Given request> Copy every line of the entries that includes the word "Литер".

Data entries
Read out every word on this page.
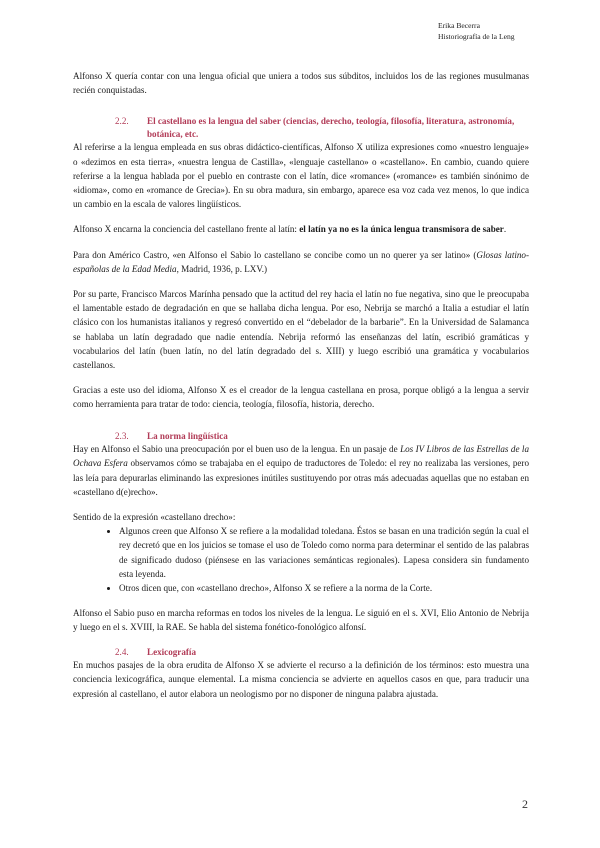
Erika Becerra
Historiografía de la Leng

Alfonso X quería contar con una lengua oficial que uniera a todos sus súbditos, incluidos los de las regiones musulmanas recién conquistadas.

2.2.	El castellano es la lengua del saber (ciencias, derecho, teología, filosofía, literatura, astronomía, botánica, etc.

Al referirse a la lengua empleada en sus obras didáctico-científicas, Alfonso X utiliza expresiones como «nuestro lenguaje» o «dezimos en esta tierra», «nuestra lengua de Castilla», «lenguaje castellano» o «castellano». En cambio, cuando quiere referirse a la lengua hablada por el pueblo en contraste con el latín, dice «romance» («romance» es también sinónimo de «idioma», como en «romance de Grecia»). En su obra madura, sin embargo, aparece esa voz cada vez menos, lo que indica un cambio en la escala de valores lingüísticos.

Alfonso X encarna la conciencia del castellano frente al latín: el latín ya no es la única lengua transmisora de saber.

Para don Américo Castro, «en Alfonso el Sabio lo castellano se concibe como un no querer ya ser latino» (Glosas latino-españolas de la Edad Media, Madrid, 1936, p. LXV.)

Por su parte, Francisco Marcos Marínha pensado que la actitud del rey hacia el latín no fue negativa, sino que le preocupaba el lamentable estado de degradación en que se hallaba dicha lengua. Por eso, Nebrija se marchó a Italia a estudiar el latín clásico con los humanistas italianos y regresó convertido en el “debelador de la barbarie”. En la Universidad de Salamanca se hablaba un latín degradado que nadie entendía. Nebrija reformó las enseñanzas del latín, escribió gramáticas y vocabularios del latín (buen latín, no del latín degradado del s. XIII) y luego escribió una gramática y vocabularios castellanos.

Gracias a este uso del idioma, Alfonso X es el creador de la lengua castellana en prosa, porque obligó a la lengua a servir como herramienta para tratar de todo: ciencia, teología, filosofía, historia, derecho.

2.3.	La norma lingüística

Hay en Alfonso el Sabio una preocupación por el buen uso de la lengua. En un pasaje de Los IV Libros de las Estrellas de la Ochava Esfera observamos cómo se trabajaba en el equipo de traductores de Toledo: el rey no realizaba las versiones, pero las leía para depurarlas eliminando las expresiones inútiles sustituyendo por otras más adecuadas aquellas que no estaban en «castellano d(e)recho».

Sentido de la expresión «castellano drecho»:

• Algunos creen que Alfonso X se refiere a la modalidad toledana. Éstos se basan en una tradición según la cual el rey decretó que en los juicios se tomase el uso de Toledo como norma para determinar el sentido de las palabras de significado dudoso (piénsese en las variaciones semánticas regionales). Lapesa considera sin fundamento esta leyenda.
• Otros dicen que, con «castellano drecho», Alfonso X se refiere a la norma de la Corte.

Alfonso el Sabio puso en marcha reformas en todos los niveles de la lengua. Le siguió en el s. XVI, Elio Antonio de Nebrija y luego en el s. XVIII, la RAE. Se habla del sistema fonético-fonológico alfonsí.

2.4.	Lexicografía

En muchos pasajes de la obra erudita de Alfonso X se advierte el recurso a la definición de los términos: esto muestra una conciencia lexicográfica, aunque elemental. La misma conciencia se advierte en aquellos casos en que, para traducir una expresión al castellano, el autor elabora un neologismo por no disponer de ninguna palabra ajustada.

2
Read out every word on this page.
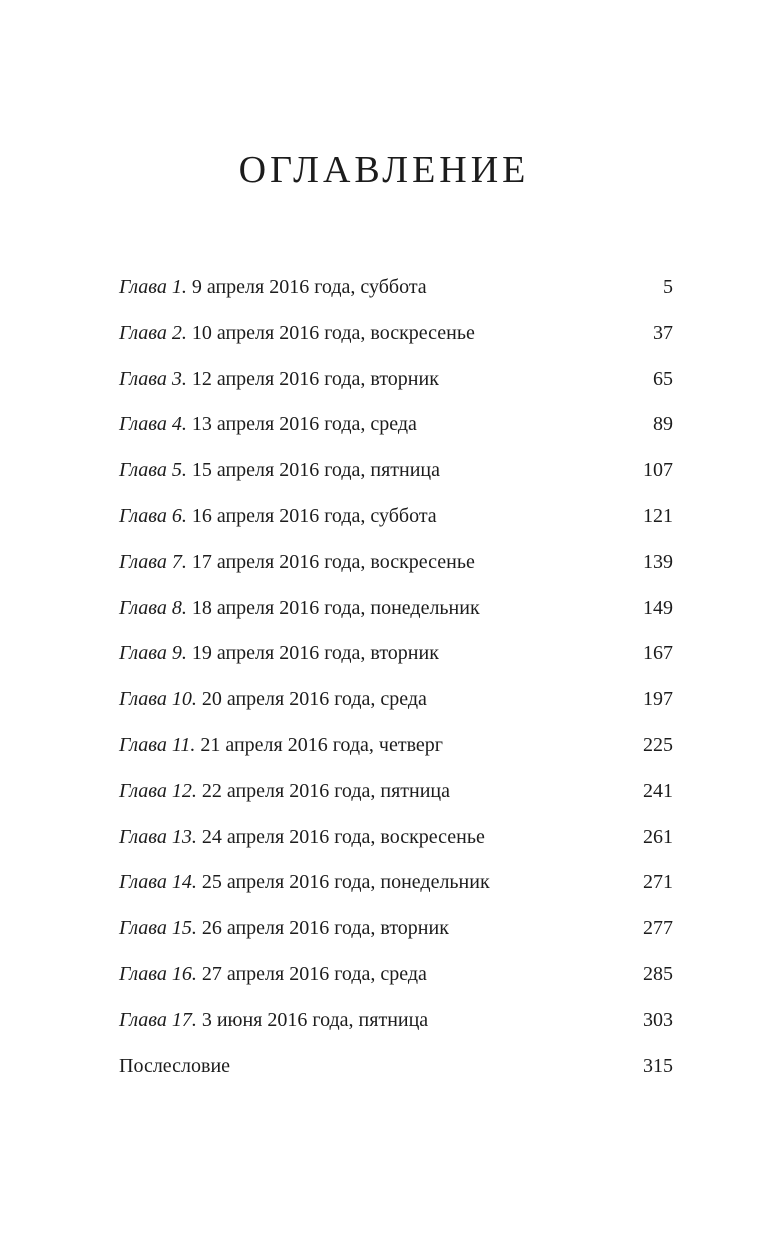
ОГЛАВЛЕНИЕ
Глава 1. 9 апреля 2016 года, суббота	5
Глава 2. 10 апреля 2016 года, воскресенье	37
Глава 3. 12 апреля 2016 года, вторник	65
Глава 4. 13 апреля 2016 года, среда	89
Глава 5. 15 апреля 2016 года, пятница	107
Глава 6. 16 апреля 2016 года, суббота	121
Глава 7. 17 апреля 2016 года, воскресенье	139
Глава 8. 18 апреля 2016 года, понедельник	149
Глава 9. 19 апреля 2016 года, вторник	167
Глава 10. 20 апреля 2016 года, среда	197
Глава 11. 21 апреля 2016 года, четверг	225
Глава 12. 22 апреля 2016 года, пятница	241
Глава 13. 24 апреля 2016 года, воскресенье	261
Глава 14. 25 апреля 2016 года, понедельник	271
Глава 15. 26 апреля 2016 года, вторник	277
Глава 16. 27 апреля 2016 года, среда	285
Глава 17. 3 июня 2016 года, пятница	303
Послесловие	315
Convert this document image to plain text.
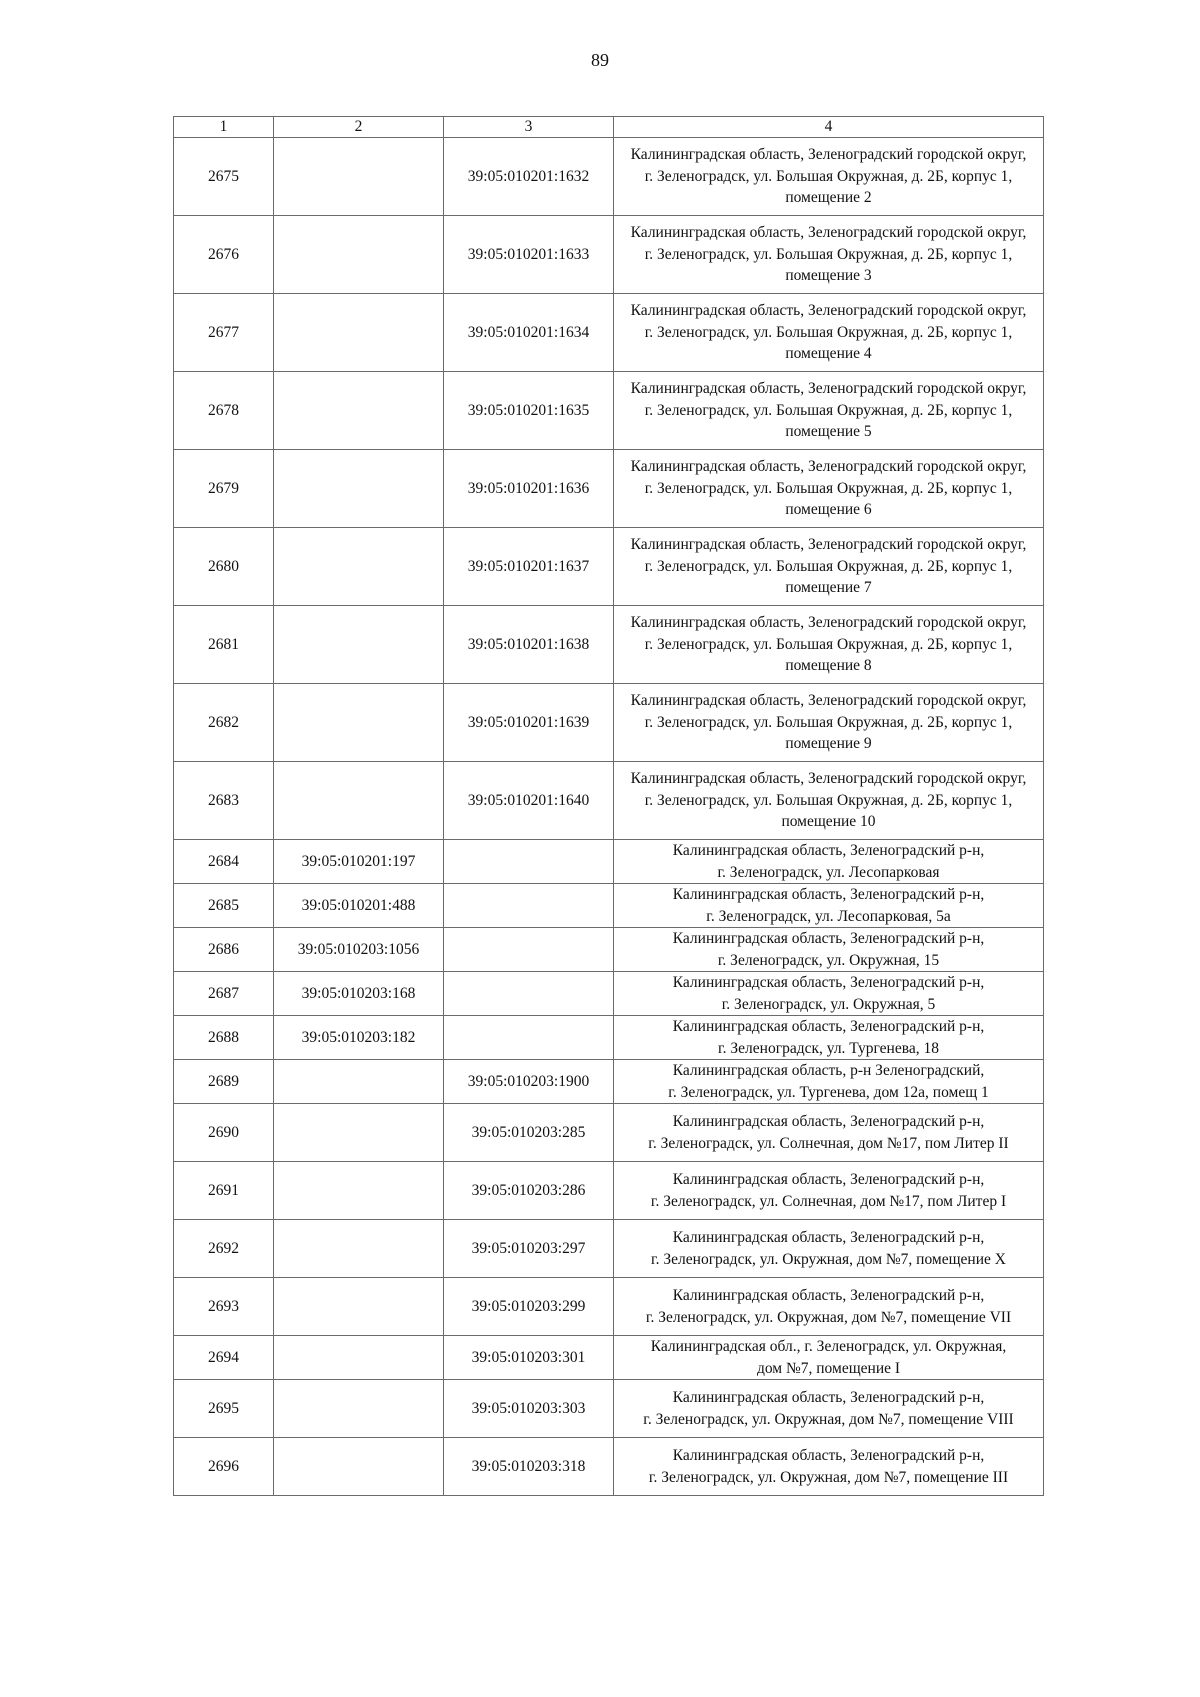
89
1	2	3	4
2675		39:05:010201:1632	Калининградская область, Зеленоградский городской округ,
г. Зеленоградск, ул. Большая Окружная, д. 2Б, корпус 1, помещение 2
2676		39:05:010201:1633	Калининградская область, Зеленоградский городской округ,
г. Зеленоградск, ул. Большая Окружная, д. 2Б, корпус 1, помещение 3
2677		39:05:010201:1634	Калининградская область, Зеленоградский городской округ,
г. Зеленоградск, ул. Большая Окружная, д. 2Б, корпус 1, помещение 4
2678		39:05:010201:1635	Калининградская область, Зеленоградский городской округ,
г. Зеленоградск, ул. Большая Окружная, д. 2Б, корпус 1, помещение 5
2679		39:05:010201:1636	Калининградская область, Зеленоградский городской округ,
г. Зеленоградск, ул. Большая Окружная, д. 2Б, корпус 1, помещение 6
2680		39:05:010201:1637	Калининградская область, Зеленоградский городской округ,
г. Зеленоградск, ул. Большая Окружная, д. 2Б, корпус 1, помещение 7
2681		39:05:010201:1638	Калининградская область, Зеленоградский городской округ,
г. Зеленоградск, ул. Большая Окружная, д. 2Б, корпус 1, помещение 8
2682		39:05:010201:1639	Калининградская область, Зеленоградский городской округ,
г. Зеленоградск, ул. Большая Окружная, д. 2Б, корпус 1, помещение 9
2683		39:05:010201:1640	Калининградская область, Зеленоградский городской округ,
г. Зеленоградск, ул. Большая Окружная, д. 2Б, корпус 1, помещение 10
2684	39:05:010201:197		Калининградская область, Зеленоградский р-н,
г. Зеленоградск, ул. Лесопарковая
2685	39:05:010201:488		Калининградская область, Зеленоградский р-н,
г. Зеленоградск, ул. Лесопарковая, 5а
2686	39:05:010203:1056		Калининградская область, Зеленоградский р-н,
г. Зеленоградск, ул. Окружная, 15
2687	39:05:010203:168		Калининградская область, Зеленоградский р-н,
г. Зеленоградск, ул. Окружная, 5
2688	39:05:010203:182		Калининградская область, Зеленоградский р-н,
г. Зеленоградск, ул. Тургенева, 18
2689		39:05:010203:1900	Калининградская область, р-н Зеленоградский,
г. Зеленоградск, ул. Тургенева, дом 12а, помещ 1
2690		39:05:010203:285	Калининградская область, Зеленоградский р-н,
г. Зеленоградск, ул. Солнечная, дом №17, пом Литер II
2691		39:05:010203:286	Калининградская область, Зеленоградский р-н,
г. Зеленоградск, ул. Солнечная, дом №17, пом Литер I
2692		39:05:010203:297	Калининградская область, Зеленоградский р-н,
г. Зеленоградск, ул. Окружная, дом №7, помещение X
2693		39:05:010203:299	Калининградская область, Зеленоградский р-н,
г. Зеленоградск, ул. Окружная, дом №7, помещение VII
2694		39:05:010203:301	Калининградская обл., г. Зеленоградск, ул. Окружная,
дом №7, помещение I
2695		39:05:010203:303	Калининградская область, Зеленоградский р-н,
г. Зеленоградск, ул. Окружная, дом №7, помещение VIII
2696		39:05:010203:318	Калининградская область, Зеленоградский р-н,
г. Зеленоградск, ул. Окружная, дом №7, помещение III
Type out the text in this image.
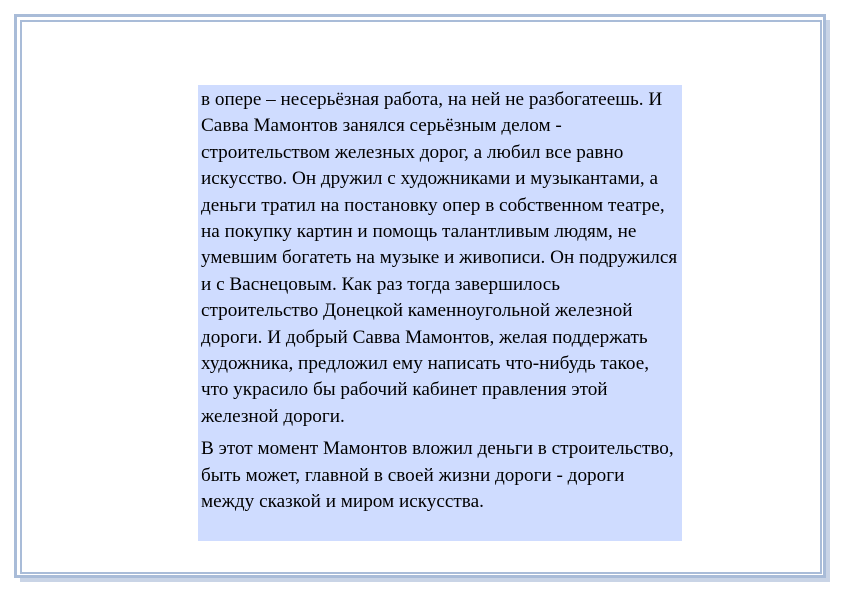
в опере – несерьёзная работа, на ней не разбогатеешь. И Савва Мамонтов занялся серьёзным делом - строительством железных дорог, а любил все равно искусство. Он дружил с художниками и музыкантами, а деньги тратил на постановку опер в собственном театре, на покупку картин и помощь талантливым людям, не умевшим богатеть на музыке и живописи. Он подружился и с Васнецовым. Как раз тогда завершилось строительство Донецкой каменноугольной железной дороги. И добрый Савва Мамонтов, желая поддержать художника, предложил ему написать что-нибудь такое, что украсило бы рабочий кабинет правления этой железной дороги.

В этот момент Мамонтов вложил деньги в строительство, быть может, главной в своей жизни дороги - дороги между сказкой и миром искусства.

Reply to the task>
г. Зеленоградск, ул. Солнечная, дом №17, пом Литер II
г. Зеленоградск, ул. Солнечная, дом №17, пом Литер I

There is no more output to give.